* Begin Exercise material *

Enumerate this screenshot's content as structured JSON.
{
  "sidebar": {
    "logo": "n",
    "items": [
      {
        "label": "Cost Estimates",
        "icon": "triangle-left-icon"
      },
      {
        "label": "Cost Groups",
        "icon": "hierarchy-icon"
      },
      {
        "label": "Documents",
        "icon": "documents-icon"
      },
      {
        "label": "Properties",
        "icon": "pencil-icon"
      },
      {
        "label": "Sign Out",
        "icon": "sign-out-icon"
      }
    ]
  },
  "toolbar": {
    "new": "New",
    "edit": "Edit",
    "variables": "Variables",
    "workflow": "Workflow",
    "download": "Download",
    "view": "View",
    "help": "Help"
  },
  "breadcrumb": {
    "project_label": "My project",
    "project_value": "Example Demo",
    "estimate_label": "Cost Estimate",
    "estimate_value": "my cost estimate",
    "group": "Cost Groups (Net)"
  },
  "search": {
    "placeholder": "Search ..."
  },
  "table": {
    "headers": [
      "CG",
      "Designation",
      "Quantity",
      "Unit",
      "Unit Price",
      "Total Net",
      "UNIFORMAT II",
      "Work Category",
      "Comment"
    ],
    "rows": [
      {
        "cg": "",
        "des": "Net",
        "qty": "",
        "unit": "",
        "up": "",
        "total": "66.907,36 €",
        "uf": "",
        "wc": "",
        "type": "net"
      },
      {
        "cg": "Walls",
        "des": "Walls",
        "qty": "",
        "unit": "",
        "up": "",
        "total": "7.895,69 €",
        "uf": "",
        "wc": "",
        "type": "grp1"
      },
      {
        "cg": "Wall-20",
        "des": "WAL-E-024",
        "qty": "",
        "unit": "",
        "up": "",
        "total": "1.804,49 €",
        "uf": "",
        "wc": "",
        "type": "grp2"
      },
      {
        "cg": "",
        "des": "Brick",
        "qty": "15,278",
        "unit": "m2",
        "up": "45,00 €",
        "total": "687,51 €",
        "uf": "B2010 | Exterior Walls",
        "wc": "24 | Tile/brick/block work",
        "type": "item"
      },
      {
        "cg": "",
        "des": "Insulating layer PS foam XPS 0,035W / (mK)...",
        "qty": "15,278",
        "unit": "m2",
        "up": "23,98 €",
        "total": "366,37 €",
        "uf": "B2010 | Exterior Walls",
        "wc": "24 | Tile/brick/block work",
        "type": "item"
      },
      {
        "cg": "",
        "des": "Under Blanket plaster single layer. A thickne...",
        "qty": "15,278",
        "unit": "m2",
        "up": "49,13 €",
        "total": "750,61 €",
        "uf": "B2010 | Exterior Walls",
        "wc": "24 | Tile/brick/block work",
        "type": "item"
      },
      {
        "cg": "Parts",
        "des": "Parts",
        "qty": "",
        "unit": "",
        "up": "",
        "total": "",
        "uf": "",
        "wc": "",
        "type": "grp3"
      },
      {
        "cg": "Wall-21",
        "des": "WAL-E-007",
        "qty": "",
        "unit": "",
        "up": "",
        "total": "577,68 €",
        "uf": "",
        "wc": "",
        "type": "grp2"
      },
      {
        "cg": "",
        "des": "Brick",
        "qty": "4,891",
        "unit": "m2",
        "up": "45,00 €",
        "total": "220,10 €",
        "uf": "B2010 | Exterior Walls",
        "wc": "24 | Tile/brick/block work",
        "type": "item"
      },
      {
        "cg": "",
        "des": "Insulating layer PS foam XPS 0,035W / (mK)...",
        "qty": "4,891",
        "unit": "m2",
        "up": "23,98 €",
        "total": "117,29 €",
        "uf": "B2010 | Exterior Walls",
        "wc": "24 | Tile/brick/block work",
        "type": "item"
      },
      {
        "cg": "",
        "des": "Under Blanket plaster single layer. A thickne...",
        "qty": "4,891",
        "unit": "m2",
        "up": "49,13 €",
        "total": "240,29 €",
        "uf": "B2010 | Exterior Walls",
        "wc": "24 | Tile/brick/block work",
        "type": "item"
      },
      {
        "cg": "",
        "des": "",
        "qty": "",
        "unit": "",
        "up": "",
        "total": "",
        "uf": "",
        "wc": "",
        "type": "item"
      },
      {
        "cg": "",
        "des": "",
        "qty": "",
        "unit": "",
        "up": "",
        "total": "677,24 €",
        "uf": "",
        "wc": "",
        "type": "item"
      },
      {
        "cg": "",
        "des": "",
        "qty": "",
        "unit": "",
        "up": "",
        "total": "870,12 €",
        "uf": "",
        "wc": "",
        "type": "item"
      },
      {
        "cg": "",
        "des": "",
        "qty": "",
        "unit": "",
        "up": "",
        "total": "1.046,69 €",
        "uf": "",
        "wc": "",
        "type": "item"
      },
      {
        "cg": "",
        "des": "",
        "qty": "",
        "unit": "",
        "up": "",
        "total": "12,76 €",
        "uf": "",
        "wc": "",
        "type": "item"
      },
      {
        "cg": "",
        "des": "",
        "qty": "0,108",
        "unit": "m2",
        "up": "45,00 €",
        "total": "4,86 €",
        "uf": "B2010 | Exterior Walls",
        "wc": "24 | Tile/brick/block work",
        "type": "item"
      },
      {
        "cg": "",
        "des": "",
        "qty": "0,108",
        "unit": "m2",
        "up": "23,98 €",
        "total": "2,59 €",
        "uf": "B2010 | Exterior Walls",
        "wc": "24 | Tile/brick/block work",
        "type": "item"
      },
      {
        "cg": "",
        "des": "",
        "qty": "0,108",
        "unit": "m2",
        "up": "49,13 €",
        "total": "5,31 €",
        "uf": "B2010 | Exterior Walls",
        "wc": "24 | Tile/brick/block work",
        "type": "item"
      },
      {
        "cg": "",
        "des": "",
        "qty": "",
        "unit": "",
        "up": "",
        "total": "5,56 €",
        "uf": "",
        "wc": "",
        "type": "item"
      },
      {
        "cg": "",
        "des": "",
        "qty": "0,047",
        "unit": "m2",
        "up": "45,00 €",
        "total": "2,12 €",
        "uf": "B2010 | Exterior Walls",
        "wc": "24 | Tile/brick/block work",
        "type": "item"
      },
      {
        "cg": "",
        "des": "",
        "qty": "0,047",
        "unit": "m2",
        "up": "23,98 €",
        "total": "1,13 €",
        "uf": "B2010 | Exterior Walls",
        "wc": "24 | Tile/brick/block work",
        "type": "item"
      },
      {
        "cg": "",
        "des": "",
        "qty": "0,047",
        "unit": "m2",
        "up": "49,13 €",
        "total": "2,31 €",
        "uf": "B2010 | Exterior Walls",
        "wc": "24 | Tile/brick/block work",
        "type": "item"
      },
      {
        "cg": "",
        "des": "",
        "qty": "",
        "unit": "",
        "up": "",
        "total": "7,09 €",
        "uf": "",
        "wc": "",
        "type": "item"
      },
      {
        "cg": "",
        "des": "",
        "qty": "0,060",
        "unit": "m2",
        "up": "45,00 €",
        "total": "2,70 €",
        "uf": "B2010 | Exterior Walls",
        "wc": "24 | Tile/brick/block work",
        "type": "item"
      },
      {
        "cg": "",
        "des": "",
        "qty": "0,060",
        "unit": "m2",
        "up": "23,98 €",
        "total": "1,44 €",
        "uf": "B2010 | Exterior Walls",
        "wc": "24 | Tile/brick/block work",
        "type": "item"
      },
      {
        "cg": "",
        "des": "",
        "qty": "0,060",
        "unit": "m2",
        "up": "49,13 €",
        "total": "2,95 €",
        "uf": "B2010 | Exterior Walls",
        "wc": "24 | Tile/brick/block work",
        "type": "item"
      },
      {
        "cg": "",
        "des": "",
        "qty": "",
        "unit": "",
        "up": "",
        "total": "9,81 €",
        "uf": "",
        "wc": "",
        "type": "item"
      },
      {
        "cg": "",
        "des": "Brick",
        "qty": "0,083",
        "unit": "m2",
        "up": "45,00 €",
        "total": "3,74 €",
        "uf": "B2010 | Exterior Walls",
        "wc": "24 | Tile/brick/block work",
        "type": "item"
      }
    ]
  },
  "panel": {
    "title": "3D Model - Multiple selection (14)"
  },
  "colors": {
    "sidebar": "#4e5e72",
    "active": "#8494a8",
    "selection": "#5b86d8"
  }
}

* End Exercise material *

- Aim -
Go through the listing above and locate each line that holds the word "selection". Copy those lines.

- Task answer -
    "title": "3D Model - Multiple selection (14)"
    "selection": "#5b86d8"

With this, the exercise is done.